(EXERCISE DIRECTIONS):
List each line of the data that holds the string "perään".

Data records:
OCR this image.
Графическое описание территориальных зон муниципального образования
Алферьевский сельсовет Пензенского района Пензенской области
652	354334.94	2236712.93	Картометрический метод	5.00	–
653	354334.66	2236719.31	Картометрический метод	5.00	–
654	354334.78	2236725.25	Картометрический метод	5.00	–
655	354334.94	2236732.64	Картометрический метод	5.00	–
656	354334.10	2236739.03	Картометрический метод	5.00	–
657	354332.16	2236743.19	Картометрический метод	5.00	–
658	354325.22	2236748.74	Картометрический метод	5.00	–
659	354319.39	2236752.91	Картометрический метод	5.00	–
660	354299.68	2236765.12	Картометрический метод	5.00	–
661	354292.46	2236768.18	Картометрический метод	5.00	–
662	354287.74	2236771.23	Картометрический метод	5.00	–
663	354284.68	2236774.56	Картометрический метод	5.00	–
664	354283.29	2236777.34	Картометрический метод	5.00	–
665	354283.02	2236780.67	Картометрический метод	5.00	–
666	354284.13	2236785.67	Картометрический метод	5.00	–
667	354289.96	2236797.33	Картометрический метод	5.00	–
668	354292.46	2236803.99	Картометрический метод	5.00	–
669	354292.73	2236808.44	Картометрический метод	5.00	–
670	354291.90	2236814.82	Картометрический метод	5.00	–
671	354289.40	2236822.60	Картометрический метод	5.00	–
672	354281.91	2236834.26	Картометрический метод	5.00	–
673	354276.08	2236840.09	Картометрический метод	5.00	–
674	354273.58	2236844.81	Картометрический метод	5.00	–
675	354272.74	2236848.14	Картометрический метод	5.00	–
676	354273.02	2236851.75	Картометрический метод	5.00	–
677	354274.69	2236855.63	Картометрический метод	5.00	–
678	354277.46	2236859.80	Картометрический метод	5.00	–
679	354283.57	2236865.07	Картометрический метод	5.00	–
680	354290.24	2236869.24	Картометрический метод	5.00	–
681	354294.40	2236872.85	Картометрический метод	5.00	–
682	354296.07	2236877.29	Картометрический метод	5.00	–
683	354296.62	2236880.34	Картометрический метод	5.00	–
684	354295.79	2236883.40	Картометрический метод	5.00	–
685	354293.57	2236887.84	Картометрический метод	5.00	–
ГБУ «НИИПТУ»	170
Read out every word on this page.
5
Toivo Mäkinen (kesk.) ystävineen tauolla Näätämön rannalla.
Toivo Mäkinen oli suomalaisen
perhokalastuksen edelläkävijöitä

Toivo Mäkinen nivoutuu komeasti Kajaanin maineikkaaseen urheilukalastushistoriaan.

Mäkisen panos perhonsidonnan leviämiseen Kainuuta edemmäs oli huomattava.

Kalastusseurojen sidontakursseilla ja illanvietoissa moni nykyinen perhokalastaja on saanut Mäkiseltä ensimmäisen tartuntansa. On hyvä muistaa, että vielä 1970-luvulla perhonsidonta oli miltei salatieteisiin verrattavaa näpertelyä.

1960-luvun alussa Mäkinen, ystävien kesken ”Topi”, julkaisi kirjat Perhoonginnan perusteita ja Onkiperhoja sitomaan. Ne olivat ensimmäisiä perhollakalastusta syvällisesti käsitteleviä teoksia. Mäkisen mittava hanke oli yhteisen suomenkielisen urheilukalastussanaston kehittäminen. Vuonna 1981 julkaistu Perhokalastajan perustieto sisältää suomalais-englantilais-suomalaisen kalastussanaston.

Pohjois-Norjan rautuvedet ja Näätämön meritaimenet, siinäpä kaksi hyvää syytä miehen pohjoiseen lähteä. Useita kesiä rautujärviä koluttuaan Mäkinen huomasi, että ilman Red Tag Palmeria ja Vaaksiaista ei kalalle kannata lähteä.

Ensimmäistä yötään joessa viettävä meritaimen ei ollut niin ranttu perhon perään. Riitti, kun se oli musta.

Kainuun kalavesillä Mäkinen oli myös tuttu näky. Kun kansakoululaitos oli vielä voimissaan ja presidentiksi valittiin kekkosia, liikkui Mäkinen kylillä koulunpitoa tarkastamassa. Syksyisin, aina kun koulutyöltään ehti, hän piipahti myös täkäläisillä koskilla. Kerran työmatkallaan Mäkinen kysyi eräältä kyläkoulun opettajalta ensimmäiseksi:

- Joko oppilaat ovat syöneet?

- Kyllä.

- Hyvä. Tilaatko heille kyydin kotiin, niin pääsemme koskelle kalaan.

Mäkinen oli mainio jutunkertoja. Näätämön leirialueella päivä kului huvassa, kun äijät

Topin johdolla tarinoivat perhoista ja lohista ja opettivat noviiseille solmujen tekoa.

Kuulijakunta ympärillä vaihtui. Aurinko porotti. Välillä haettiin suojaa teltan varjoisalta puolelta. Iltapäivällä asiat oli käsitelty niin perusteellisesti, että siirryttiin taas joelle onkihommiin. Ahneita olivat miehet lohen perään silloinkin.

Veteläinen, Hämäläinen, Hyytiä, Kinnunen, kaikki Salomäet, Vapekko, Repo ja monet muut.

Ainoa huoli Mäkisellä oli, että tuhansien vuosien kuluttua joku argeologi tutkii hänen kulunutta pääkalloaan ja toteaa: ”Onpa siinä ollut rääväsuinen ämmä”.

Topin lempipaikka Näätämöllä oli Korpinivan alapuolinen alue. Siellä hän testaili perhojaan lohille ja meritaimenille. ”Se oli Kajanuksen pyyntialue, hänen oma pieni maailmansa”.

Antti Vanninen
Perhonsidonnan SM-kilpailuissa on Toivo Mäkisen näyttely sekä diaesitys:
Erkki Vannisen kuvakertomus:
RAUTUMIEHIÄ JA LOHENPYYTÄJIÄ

(EXERCISE RESPONSE):
Ensimmäistä yötään joessa viettävä meritaimen ei ollut niin ranttu perhon perään. Riitti, kun se oli musta.
Kuulijakunta ympärillä vaihtui. Aurinko porotti. Välillä haettiin suojaa teltan varjoisalta puolelta. Iltapäivällä asiat oli käsitelty niin perusteellisesti, että siirryttiin taas joelle onkihommiin. Ahneita olivat miehet lohen perään silloinkin.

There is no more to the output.